▶ _WHAT NEEDS TO BE DONE_:
Take from the listing each line that has the string "JSON".

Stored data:
— BEGIN —

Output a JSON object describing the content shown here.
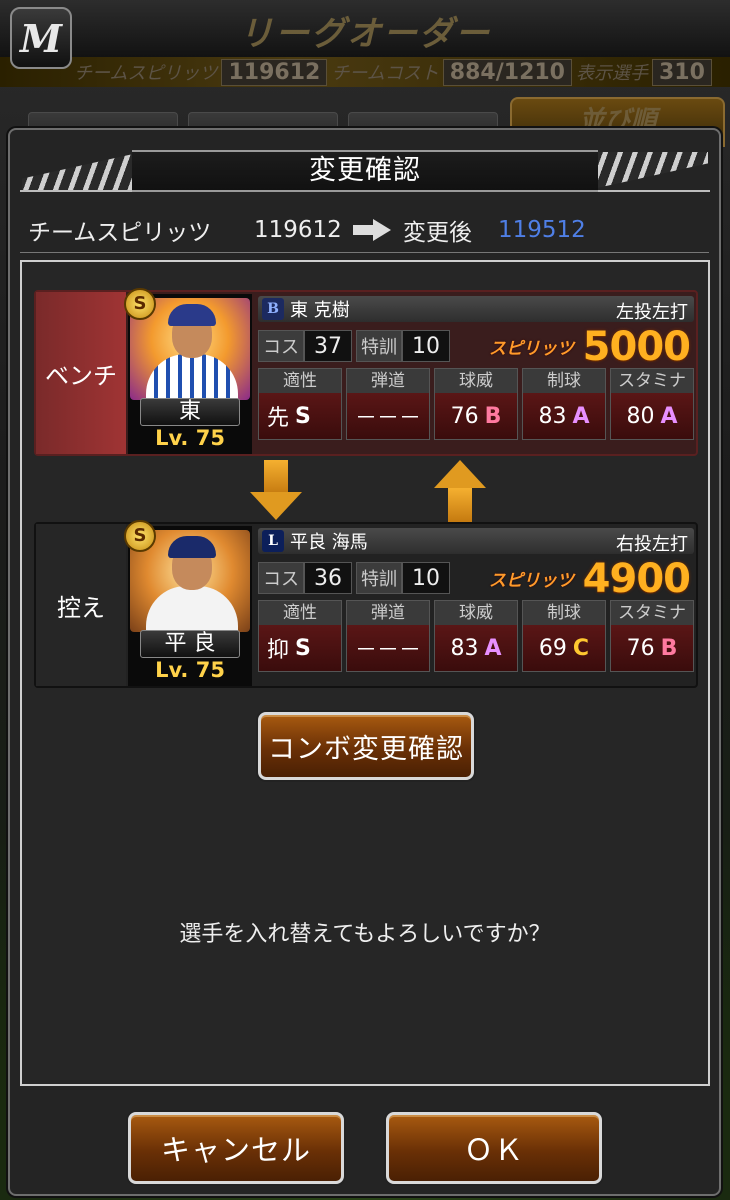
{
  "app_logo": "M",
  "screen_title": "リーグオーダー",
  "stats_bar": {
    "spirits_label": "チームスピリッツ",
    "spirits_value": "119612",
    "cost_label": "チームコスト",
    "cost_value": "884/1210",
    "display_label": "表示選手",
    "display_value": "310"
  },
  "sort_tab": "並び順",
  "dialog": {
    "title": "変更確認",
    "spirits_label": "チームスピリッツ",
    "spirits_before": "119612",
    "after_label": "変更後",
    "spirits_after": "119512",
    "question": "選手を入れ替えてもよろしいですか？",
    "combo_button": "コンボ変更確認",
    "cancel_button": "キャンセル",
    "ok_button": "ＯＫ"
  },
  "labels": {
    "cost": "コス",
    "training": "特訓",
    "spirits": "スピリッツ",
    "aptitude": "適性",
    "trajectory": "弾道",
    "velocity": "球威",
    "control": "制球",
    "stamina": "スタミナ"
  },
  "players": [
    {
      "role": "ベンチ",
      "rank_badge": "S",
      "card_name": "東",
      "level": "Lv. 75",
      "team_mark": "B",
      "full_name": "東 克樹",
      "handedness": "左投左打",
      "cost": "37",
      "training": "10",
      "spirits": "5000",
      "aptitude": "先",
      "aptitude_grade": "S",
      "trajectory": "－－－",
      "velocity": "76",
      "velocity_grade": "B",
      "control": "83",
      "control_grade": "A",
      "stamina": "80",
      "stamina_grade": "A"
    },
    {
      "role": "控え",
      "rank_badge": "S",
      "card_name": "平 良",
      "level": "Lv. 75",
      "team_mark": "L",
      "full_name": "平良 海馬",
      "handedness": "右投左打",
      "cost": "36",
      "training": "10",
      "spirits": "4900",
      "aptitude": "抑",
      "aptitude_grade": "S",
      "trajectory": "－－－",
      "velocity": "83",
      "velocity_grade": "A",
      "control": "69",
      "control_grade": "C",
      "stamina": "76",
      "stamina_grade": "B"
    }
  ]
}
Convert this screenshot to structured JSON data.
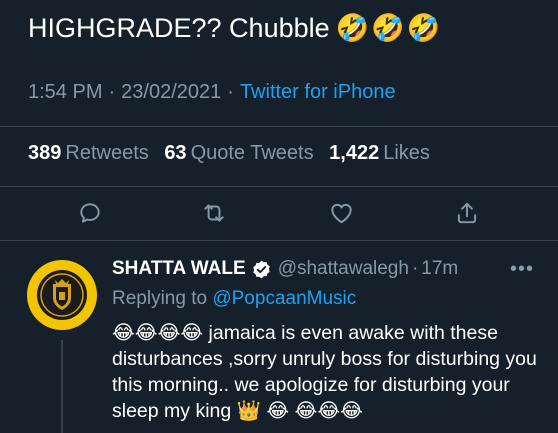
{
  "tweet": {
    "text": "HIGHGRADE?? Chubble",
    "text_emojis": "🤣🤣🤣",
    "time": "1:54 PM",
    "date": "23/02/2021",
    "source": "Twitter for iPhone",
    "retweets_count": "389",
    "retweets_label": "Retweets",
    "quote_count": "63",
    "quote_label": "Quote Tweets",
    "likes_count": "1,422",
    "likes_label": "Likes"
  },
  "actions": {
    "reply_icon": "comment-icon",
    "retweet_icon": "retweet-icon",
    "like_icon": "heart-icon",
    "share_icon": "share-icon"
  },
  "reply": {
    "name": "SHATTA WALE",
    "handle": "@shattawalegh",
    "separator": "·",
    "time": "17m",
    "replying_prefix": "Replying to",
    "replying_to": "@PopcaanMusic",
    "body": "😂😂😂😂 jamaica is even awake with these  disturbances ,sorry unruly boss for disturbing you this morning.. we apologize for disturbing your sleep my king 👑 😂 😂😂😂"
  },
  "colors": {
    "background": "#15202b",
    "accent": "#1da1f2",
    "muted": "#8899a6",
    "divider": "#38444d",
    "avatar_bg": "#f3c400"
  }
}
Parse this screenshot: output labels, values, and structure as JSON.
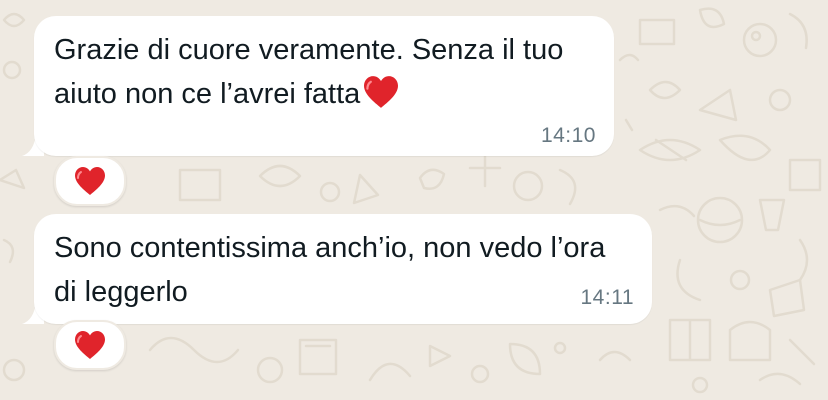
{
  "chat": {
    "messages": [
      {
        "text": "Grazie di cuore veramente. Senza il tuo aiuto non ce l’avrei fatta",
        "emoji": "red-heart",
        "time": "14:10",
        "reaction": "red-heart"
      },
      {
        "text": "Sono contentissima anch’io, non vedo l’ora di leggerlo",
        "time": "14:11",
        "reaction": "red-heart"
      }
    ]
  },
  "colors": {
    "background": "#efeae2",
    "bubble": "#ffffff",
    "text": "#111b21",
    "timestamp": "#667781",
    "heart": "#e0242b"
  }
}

— END —

▶ _RESPONSE_:
Output a JSON object describing the content shown here.
Convert this screenshot to structured JSON data.
Parse this screenshot: output labels, values, and structure as JSON.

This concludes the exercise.